Read through the records below and copy each line that uses the word "this".

# RECORDS start

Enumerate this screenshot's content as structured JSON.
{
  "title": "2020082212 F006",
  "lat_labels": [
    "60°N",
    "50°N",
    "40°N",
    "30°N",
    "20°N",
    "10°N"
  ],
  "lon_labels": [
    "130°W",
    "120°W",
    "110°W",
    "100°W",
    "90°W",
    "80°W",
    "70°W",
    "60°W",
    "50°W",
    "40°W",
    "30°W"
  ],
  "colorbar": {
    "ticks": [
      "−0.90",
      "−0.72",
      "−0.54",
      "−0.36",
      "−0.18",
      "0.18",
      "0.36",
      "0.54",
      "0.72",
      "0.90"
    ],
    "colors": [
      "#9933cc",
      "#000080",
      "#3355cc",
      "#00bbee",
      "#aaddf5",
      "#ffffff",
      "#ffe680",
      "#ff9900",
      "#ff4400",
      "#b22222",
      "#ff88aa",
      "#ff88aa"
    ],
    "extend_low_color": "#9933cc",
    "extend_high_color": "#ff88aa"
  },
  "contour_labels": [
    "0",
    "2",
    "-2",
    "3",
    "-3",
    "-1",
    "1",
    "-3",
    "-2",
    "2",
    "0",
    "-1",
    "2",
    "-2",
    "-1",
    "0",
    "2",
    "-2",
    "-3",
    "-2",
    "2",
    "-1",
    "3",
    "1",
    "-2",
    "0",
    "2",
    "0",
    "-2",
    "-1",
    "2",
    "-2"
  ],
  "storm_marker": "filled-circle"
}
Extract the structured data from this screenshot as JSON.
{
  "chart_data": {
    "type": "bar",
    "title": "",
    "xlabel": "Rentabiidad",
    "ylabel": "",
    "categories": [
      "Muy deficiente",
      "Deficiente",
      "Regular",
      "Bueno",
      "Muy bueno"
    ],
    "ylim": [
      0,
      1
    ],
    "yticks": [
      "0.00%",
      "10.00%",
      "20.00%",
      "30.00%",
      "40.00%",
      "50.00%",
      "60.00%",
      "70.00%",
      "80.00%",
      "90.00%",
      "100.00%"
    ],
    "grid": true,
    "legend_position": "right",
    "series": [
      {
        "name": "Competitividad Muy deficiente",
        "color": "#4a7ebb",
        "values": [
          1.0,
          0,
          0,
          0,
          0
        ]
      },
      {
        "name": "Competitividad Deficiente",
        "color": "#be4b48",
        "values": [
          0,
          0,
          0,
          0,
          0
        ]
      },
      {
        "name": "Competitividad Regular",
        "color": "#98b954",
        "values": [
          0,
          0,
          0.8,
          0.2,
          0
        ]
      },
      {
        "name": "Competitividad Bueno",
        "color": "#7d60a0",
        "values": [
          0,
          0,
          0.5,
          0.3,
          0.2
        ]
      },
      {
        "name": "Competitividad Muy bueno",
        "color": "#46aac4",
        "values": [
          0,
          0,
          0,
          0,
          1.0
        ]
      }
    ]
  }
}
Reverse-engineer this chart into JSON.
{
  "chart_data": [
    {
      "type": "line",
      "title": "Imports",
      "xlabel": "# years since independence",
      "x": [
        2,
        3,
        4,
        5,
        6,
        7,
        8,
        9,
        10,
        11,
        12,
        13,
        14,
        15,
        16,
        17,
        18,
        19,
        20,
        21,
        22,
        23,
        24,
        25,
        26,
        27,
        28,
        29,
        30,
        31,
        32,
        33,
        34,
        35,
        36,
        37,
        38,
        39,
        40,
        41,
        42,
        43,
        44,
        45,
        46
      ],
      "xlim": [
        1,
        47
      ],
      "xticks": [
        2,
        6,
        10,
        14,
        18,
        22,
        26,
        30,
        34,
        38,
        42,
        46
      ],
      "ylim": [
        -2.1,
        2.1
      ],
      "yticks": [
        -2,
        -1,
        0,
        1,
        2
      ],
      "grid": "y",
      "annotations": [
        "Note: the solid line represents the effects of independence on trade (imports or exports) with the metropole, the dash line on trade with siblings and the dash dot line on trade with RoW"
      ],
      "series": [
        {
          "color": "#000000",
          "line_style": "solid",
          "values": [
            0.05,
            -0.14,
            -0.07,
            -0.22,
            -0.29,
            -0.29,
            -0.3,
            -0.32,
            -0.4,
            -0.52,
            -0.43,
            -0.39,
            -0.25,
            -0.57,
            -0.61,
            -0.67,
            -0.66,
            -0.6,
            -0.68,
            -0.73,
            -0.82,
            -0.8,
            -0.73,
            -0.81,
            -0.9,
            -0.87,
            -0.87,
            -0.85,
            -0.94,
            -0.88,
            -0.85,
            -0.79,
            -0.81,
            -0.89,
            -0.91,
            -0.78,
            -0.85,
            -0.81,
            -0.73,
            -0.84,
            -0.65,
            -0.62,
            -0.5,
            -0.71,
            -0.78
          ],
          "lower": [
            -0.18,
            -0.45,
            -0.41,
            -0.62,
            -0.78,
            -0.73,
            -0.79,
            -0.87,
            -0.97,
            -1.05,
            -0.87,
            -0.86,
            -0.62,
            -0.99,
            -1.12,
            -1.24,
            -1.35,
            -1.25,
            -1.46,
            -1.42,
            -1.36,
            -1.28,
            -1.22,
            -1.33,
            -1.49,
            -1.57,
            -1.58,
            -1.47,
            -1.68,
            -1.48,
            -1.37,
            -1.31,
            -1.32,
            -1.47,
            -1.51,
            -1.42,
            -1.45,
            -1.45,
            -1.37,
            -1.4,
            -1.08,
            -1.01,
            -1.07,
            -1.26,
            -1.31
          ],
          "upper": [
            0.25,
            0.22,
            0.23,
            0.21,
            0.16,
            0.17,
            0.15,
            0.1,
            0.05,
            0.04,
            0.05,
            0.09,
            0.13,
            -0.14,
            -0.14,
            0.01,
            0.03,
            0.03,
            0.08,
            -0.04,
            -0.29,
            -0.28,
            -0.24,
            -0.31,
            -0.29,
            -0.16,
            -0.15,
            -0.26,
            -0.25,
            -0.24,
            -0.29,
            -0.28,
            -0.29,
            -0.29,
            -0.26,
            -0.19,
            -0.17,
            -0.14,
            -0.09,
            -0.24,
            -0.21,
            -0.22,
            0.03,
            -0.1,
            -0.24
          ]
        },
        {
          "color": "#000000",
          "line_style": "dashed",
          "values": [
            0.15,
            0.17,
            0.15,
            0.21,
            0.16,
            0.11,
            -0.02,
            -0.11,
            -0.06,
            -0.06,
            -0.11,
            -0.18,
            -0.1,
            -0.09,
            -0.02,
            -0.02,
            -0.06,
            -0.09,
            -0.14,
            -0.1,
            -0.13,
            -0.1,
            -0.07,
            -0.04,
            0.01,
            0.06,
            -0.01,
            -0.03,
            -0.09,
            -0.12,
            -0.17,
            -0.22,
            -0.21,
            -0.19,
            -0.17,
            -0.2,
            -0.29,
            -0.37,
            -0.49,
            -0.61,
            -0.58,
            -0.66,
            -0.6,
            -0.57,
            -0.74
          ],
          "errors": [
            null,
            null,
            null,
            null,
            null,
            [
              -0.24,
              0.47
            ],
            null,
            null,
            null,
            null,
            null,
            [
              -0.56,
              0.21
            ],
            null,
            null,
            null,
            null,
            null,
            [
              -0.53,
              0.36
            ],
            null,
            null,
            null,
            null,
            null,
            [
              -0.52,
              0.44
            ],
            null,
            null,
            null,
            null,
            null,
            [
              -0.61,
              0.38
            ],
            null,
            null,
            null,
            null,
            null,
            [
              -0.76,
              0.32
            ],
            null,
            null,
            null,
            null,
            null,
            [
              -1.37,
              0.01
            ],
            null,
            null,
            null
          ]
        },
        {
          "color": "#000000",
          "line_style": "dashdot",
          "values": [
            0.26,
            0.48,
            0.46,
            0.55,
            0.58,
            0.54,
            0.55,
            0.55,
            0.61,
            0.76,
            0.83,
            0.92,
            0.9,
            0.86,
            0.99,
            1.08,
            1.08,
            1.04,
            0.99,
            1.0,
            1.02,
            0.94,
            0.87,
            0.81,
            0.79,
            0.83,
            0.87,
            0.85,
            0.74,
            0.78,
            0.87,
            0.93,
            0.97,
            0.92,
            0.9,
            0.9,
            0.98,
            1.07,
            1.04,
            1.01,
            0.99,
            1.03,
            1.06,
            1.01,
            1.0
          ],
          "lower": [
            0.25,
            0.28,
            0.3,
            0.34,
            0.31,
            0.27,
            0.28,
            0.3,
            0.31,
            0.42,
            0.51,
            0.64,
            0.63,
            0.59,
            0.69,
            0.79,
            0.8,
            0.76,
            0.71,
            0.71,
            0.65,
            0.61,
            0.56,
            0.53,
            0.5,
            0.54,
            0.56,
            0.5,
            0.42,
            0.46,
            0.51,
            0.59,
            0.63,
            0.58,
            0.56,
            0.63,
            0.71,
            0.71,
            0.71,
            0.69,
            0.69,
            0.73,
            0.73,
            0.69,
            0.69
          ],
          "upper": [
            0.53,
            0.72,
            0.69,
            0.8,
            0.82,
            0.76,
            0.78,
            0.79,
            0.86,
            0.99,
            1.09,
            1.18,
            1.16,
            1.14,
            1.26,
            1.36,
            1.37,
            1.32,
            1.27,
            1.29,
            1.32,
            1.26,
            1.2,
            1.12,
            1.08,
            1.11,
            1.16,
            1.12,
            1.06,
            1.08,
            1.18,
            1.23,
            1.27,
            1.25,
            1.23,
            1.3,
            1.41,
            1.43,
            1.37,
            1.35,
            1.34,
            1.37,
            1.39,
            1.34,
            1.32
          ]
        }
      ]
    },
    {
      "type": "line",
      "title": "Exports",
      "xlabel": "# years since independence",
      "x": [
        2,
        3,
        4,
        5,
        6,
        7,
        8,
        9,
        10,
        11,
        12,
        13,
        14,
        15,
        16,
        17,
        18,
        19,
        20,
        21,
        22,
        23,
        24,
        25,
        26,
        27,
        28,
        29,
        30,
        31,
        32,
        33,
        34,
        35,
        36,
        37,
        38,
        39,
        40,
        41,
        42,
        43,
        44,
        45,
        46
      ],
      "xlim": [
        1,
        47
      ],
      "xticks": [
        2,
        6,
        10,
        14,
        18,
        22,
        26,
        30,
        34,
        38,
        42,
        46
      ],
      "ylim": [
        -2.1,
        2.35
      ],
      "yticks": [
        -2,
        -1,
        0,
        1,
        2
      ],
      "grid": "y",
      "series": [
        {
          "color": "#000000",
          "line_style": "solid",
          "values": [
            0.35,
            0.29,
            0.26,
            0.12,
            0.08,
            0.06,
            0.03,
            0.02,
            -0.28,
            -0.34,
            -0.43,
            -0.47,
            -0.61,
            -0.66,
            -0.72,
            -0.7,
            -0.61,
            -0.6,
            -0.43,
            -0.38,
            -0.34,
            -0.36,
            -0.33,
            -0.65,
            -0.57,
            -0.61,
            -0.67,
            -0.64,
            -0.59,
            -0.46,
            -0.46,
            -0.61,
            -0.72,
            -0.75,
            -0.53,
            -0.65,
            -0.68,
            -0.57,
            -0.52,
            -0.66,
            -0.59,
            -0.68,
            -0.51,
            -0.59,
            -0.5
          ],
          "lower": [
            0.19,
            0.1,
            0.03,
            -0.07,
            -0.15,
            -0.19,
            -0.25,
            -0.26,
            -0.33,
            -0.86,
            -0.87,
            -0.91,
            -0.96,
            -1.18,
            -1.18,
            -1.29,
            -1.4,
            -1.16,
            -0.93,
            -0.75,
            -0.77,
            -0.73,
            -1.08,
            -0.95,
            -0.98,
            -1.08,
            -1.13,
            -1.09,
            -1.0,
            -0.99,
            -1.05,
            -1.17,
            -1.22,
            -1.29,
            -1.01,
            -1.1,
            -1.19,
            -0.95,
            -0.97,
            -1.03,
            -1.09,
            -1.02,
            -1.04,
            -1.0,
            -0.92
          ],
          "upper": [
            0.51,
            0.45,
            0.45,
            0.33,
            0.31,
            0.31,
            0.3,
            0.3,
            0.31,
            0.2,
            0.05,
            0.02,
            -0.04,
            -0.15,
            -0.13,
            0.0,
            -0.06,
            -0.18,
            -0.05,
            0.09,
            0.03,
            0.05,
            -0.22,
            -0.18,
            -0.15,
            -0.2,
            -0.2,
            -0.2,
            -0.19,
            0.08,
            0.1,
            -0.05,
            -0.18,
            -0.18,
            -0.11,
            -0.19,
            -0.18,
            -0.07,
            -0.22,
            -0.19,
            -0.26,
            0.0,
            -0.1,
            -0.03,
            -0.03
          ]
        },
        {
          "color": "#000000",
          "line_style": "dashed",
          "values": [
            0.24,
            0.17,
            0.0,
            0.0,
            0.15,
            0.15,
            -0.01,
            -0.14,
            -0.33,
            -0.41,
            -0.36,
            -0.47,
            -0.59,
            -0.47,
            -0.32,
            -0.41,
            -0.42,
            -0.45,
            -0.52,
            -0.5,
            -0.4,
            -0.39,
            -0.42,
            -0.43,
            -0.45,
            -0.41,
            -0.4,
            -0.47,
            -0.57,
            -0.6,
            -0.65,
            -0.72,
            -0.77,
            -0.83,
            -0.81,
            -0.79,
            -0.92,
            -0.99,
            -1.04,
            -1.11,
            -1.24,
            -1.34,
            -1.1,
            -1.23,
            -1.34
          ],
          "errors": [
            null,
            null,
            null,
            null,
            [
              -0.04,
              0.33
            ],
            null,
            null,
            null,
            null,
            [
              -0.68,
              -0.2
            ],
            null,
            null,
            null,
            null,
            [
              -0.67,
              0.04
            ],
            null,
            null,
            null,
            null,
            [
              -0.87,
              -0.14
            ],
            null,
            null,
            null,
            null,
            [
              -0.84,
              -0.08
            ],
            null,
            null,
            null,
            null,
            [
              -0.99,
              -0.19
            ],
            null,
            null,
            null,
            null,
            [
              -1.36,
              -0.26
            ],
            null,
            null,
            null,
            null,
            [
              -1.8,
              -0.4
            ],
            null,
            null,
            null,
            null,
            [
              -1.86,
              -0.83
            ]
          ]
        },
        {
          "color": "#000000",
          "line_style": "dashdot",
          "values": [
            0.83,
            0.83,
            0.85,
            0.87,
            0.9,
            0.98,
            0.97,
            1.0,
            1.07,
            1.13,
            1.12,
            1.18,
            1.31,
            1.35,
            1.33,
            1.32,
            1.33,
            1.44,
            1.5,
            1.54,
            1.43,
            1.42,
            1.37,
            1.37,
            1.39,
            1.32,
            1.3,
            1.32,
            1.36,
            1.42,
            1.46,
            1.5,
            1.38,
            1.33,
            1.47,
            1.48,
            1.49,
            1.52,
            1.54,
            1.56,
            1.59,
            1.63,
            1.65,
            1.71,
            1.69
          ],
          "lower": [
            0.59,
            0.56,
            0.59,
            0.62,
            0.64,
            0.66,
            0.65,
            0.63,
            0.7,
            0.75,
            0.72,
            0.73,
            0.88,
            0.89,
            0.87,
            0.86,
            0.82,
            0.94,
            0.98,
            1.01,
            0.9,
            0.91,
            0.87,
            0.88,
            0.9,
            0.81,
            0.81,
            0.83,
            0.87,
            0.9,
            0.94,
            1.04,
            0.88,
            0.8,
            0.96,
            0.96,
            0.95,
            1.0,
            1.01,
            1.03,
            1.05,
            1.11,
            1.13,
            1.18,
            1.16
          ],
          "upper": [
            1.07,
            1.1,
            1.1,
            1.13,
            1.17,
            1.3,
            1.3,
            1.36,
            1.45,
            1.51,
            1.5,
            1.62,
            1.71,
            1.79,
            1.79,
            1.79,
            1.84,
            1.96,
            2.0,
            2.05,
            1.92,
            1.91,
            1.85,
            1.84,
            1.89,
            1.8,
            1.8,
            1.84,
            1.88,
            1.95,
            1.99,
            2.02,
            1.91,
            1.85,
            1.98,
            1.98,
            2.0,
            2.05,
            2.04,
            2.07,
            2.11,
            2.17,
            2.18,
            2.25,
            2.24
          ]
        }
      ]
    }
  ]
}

# RECORDS end

* ANSWER IN FULL *
Enumerate this screenshot's content as structured JSON.
Extract the structured data from this screenshot as JSON.
Reverse-engineer this chart into JSON.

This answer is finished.